SHORT PROBLEM
Quote, without change, all of the lines that follow.

RECORDS SUPPLIED
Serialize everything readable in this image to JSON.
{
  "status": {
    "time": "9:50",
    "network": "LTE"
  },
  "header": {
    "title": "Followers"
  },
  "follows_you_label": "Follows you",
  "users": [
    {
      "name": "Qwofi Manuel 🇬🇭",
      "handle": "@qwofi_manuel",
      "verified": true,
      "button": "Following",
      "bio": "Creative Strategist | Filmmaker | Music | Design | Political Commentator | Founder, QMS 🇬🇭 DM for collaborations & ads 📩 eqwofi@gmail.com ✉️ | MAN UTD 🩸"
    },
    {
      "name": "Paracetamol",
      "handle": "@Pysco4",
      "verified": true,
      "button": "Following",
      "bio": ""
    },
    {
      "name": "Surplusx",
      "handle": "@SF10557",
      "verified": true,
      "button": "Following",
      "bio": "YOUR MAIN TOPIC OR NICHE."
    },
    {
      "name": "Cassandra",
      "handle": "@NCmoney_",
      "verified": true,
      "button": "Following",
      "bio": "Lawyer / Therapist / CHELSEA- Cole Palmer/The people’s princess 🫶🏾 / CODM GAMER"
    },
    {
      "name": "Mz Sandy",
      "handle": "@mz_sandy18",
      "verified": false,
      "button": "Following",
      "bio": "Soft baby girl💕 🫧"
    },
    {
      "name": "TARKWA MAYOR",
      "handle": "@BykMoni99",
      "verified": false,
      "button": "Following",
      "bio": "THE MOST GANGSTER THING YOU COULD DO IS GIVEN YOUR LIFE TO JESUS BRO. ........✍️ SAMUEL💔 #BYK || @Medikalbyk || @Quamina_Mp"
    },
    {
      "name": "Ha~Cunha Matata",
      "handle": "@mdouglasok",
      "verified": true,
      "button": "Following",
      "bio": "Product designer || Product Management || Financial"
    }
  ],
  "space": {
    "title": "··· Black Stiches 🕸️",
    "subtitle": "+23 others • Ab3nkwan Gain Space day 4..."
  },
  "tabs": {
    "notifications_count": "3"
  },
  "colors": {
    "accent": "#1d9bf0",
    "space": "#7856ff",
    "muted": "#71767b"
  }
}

WRITTEN SOLUTION
Serialize everything readable in this image to JSON.
{
  "status": {
    "time": "9:50",
    "network": "LTE"
  },
  "header": {
    "title": "Followers"
  },
  "follows_you_label": "Follows you",
  "users": [
    {
      "name": "Qwofi Manuel 🇬🇭",
      "handle": "@qwofi_manuel",
      "verified": true,
      "button": "Following",
      "bio": "Creative Strategist | Filmmaker | Music | Design | Political Commentator | Founder, QMS 🇬🇭 DM for collaborations & ads 📩 eqwofi@gmail.com ✉️ | MAN UTD 🩸"
    },
    {
      "name": "Paracetamol",
      "handle": "@Pysco4",
      "verified": true,
      "button": "Following",
      "bio": ""
    },
    {
      "name": "Surplusx",
      "handle": "@SF10557",
      "verified": true,
      "button": "Following",
      "bio": "YOUR MAIN TOPIC OR NICHE."
    },
    {
      "name": "Cassandra",
      "handle": "@NCmoney_",
      "verified": true,
      "button": "Following",
      "bio": "Lawyer / Therapist / CHELSEA- Cole Palmer/The people’s princess 🫶🏾 / CODM GAMER"
    },
    {
      "name": "Mz Sandy",
      "handle": "@mz_sandy18",
      "verified": false,
      "button": "Following",
      "bio": "Soft baby girl💕 🫧"
    },
    {
      "name": "TARKWA MAYOR",
      "handle": "@BykMoni99",
      "verified": false,
      "button": "Following",
      "bio": "THE MOST GANGSTER THING YOU COULD DO IS GIVEN YOUR LIFE TO JESUS BRO. ........✍️ SAMUEL💔 #BYK || @Medikalbyk || @Quamina_Mp"
    },
    {
      "name": "Ha~Cunha Matata",
      "handle": "@mdouglasok",
      "verified": true,
      "button": "Following",
      "bio": "Product designer || Product Management || Financial"
    }
  ],
  "space": {
    "title": "··· Black Stiches 🕸️",
    "subtitle": "+23 others • Ab3nkwan Gain Space day 4..."
  },
  "tabs": {
    "notifications_count": "3"
  },
  "colors": {
    "accent": "#1d9bf0",
    "space": "#7856ff",
    "muted": "#71767b"
  }
}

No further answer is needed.